# start of Recorded data
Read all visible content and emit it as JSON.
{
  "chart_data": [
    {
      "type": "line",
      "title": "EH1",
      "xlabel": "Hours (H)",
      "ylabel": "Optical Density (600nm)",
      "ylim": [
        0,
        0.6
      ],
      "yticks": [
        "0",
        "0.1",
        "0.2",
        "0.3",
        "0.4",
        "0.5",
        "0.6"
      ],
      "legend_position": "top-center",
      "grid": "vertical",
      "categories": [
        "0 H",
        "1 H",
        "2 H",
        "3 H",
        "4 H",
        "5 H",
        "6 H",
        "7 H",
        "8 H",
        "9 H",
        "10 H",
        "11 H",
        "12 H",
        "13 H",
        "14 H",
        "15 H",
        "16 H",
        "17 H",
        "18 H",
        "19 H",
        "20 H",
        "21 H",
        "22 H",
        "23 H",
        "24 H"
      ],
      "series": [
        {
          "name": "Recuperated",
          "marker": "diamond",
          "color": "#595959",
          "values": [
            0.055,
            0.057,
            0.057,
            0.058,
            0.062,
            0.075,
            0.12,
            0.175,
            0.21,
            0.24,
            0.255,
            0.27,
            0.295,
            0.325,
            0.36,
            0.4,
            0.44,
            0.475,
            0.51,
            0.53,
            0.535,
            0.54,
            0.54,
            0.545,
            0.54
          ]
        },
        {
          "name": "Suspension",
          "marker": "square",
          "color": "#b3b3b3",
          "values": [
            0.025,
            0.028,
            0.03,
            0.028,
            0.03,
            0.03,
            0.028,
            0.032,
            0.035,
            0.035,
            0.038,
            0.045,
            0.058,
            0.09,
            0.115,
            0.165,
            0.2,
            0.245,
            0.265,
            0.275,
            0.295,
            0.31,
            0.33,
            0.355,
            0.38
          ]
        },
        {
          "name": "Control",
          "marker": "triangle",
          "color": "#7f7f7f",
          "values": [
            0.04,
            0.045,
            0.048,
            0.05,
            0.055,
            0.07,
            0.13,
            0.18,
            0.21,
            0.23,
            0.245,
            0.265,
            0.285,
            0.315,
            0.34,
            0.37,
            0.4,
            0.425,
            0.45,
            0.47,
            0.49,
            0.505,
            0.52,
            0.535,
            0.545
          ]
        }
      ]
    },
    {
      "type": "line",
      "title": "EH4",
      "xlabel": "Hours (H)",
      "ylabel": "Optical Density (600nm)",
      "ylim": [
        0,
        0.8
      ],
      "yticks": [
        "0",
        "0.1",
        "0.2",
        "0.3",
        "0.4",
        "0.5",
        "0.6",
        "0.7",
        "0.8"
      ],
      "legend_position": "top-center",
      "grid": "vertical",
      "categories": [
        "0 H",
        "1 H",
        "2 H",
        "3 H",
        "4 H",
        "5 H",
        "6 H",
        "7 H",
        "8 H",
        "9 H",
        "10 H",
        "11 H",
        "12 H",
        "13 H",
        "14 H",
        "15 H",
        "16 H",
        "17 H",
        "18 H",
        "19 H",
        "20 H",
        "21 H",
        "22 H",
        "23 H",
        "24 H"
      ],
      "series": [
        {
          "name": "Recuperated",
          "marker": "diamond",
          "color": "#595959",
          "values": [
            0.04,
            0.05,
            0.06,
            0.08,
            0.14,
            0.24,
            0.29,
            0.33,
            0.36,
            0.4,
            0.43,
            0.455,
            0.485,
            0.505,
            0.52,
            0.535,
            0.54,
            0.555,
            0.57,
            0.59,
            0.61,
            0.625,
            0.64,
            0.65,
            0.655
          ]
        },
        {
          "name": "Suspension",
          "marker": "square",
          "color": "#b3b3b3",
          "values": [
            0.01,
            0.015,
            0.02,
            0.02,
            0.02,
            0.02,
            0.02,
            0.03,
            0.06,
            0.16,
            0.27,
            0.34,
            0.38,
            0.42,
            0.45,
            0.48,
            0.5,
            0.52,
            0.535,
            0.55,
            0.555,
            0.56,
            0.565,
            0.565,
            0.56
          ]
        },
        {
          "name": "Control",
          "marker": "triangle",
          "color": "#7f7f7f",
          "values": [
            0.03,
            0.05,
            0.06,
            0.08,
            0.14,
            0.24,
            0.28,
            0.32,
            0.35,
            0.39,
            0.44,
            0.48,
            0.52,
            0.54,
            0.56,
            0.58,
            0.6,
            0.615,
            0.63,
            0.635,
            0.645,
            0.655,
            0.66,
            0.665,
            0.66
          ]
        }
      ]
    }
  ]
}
# end of Recorded data
__Job__: Provide an exact reproduction of all the entries shown above.

__Solution for this exercise__:
Read all visible content and emit it as JSON.
{
  "chart_data": [
    {
      "type": "line",
      "title": "EH1",
      "xlabel": "Hours (H)",
      "ylabel": "Optical Density (600nm)",
      "ylim": [
        0,
        0.6
      ],
      "yticks": [
        "0",
        "0.1",
        "0.2",
        "0.3",
        "0.4",
        "0.5",
        "0.6"
      ],
      "legend_position": "top-center",
      "grid": "vertical",
      "categories": [
        "0 H",
        "1 H",
        "2 H",
        "3 H",
        "4 H",
        "5 H",
        "6 H",
        "7 H",
        "8 H",
        "9 H",
        "10 H",
        "11 H",
        "12 H",
        "13 H",
        "14 H",
        "15 H",
        "16 H",
        "17 H",
        "18 H",
        "19 H",
        "20 H",
        "21 H",
        "22 H",
        "23 H",
        "24 H"
      ],
      "series": [
        {
          "name": "Recuperated",
          "marker": "diamond",
          "color": "#595959",
          "values": [
            0.055,
            0.057,
            0.057,
            0.058,
            0.062,
            0.075,
            0.12,
            0.175,
            0.21,
            0.24,
            0.255,
            0.27,
            0.295,
            0.325,
            0.36,
            0.4,
            0.44,
            0.475,
            0.51,
            0.53,
            0.535,
            0.54,
            0.54,
            0.545,
            0.54
          ]
        },
        {
          "name": "Suspension",
          "marker": "square",
          "color": "#b3b3b3",
          "values": [
            0.025,
            0.028,
            0.03,
            0.028,
            0.03,
            0.03,
            0.028,
            0.032,
            0.035,
            0.035,
            0.038,
            0.045,
            0.058,
            0.09,
            0.115,
            0.165,
            0.2,
            0.245,
            0.265,
            0.275,
            0.295,
            0.31,
            0.33,
            0.355,
            0.38
          ]
        },
        {
          "name": "Control",
          "marker": "triangle",
          "color": "#7f7f7f",
          "values": [
            0.04,
            0.045,
            0.048,
            0.05,
            0.055,
            0.07,
            0.13,
            0.18,
            0.21,
            0.23,
            0.245,
            0.265,
            0.285,
            0.315,
            0.34,
            0.37,
            0.4,
            0.425,
            0.45,
            0.47,
            0.49,
            0.505,
            0.52,
            0.535,
            0.545
          ]
        }
      ]
    },
    {
      "type": "line",
      "title": "EH4",
      "xlabel": "Hours (H)",
      "ylabel": "Optical Density (600nm)",
      "ylim": [
        0,
        0.8
      ],
      "yticks": [
        "0",
        "0.1",
        "0.2",
        "0.3",
        "0.4",
        "0.5",
        "0.6",
        "0.7",
        "0.8"
      ],
      "legend_position": "top-center",
      "grid": "vertical",
      "categories": [
        "0 H",
        "1 H",
        "2 H",
        "3 H",
        "4 H",
        "5 H",
        "6 H",
        "7 H",
        "8 H",
        "9 H",
        "10 H",
        "11 H",
        "12 H",
        "13 H",
        "14 H",
        "15 H",
        "16 H",
        "17 H",
        "18 H",
        "19 H",
        "20 H",
        "21 H",
        "22 H",
        "23 H",
        "24 H"
      ],
      "series": [
        {
          "name": "Recuperated",
          "marker": "diamond",
          "color": "#595959",
          "values": [
            0.04,
            0.05,
            0.06,
            0.08,
            0.14,
            0.24,
            0.29,
            0.33,
            0.36,
            0.4,
            0.43,
            0.455,
            0.485,
            0.505,
            0.52,
            0.535,
            0.54,
            0.555,
            0.57,
            0.59,
            0.61,
            0.625,
            0.64,
            0.65,
            0.655
          ]
        },
        {
          "name": "Suspension",
          "marker": "square",
          "color": "#b3b3b3",
          "values": [
            0.01,
            0.015,
            0.02,
            0.02,
            0.02,
            0.02,
            0.02,
            0.03,
            0.06,
            0.16,
            0.27,
            0.34,
            0.38,
            0.42,
            0.45,
            0.48,
            0.5,
            0.52,
            0.535,
            0.55,
            0.555,
            0.56,
            0.565,
            0.565,
            0.56
          ]
        },
        {
          "name": "Control",
          "marker": "triangle",
          "color": "#7f7f7f",
          "values": [
            0.03,
            0.05,
            0.06,
            0.08,
            0.14,
            0.24,
            0.28,
            0.32,
            0.35,
            0.39,
            0.44,
            0.48,
            0.52,
            0.54,
            0.56,
            0.58,
            0.6,
            0.615,
            0.63,
            0.635,
            0.645,
            0.655,
            0.66,
            0.665,
            0.66
          ]
        }
      ]
    }
  ]
}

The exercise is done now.